**EXERCISE INPUT**.
((
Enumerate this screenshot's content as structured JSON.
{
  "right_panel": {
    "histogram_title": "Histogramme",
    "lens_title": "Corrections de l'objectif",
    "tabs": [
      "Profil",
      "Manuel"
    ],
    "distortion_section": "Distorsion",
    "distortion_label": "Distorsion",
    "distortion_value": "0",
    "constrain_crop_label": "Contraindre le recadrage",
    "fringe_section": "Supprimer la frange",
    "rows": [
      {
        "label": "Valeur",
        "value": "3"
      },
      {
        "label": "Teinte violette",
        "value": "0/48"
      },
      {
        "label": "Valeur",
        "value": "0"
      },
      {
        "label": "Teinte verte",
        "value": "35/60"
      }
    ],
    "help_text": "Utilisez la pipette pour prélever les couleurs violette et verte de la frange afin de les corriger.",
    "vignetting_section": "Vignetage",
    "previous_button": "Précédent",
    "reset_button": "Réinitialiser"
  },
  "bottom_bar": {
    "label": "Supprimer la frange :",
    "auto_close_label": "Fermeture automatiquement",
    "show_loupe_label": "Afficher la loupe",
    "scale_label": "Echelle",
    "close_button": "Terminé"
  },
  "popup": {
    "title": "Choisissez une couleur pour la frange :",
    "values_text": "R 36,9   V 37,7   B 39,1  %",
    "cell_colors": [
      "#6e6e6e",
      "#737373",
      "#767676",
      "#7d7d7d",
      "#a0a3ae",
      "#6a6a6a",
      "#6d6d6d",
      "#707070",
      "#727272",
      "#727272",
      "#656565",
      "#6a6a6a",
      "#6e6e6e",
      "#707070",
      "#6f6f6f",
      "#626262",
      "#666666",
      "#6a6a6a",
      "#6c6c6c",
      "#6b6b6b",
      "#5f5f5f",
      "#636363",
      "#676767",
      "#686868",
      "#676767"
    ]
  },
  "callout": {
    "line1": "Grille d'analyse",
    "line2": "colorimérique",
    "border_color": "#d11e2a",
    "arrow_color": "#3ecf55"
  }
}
))
**INSTRUCTIONS FOR THE TASK**. Take the data above and return it exactly.

**EXPECTED ANSWER**.
Enumerate this screenshot's content as structured JSON.
{
  "right_panel": {
    "histogram_title": "Histogramme",
    "lens_title": "Corrections de l'objectif",
    "tabs": [
      "Profil",
      "Manuel"
    ],
    "distortion_section": "Distorsion",
    "distortion_label": "Distorsion",
    "distortion_value": "0",
    "constrain_crop_label": "Contraindre le recadrage",
    "fringe_section": "Supprimer la frange",
    "rows": [
      {
        "label": "Valeur",
        "value": "3"
      },
      {
        "label": "Teinte violette",
        "value": "0/48"
      },
      {
        "label": "Valeur",
        "value": "0"
      },
      {
        "label": "Teinte verte",
        "value": "35/60"
      }
    ],
    "help_text": "Utilisez la pipette pour prélever les couleurs violette et verte de la frange afin de les corriger.",
    "vignetting_section": "Vignetage",
    "previous_button": "Précédent",
    "reset_button": "Réinitialiser"
  },
  "bottom_bar": {
    "label": "Supprimer la frange :",
    "auto_close_label": "Fermeture automatiquement",
    "show_loupe_label": "Afficher la loupe",
    "scale_label": "Echelle",
    "close_button": "Terminé"
  },
  "popup": {
    "title": "Choisissez une couleur pour la frange :",
    "values_text": "R 36,9   V 37,7   B 39,1  %",
    "cell_colors": [
      "#6e6e6e",
      "#737373",
      "#767676",
      "#7d7d7d",
      "#a0a3ae",
      "#6a6a6a",
      "#6d6d6d",
      "#707070",
      "#727272",
      "#727272",
      "#656565",
      "#6a6a6a",
      "#6e6e6e",
      "#707070",
      "#6f6f6f",
      "#626262",
      "#666666",
      "#6a6a6a",
      "#6c6c6c",
      "#6b6b6b",
      "#5f5f5f",
      "#636363",
      "#676767",
      "#686868",
      "#676767"
    ]
  },
  "callout": {
    "line1": "Grille d'analyse",
    "line2": "colorimérique",
    "border_color": "#d11e2a",
    "arrow_color": "#3ecf55"
  }
}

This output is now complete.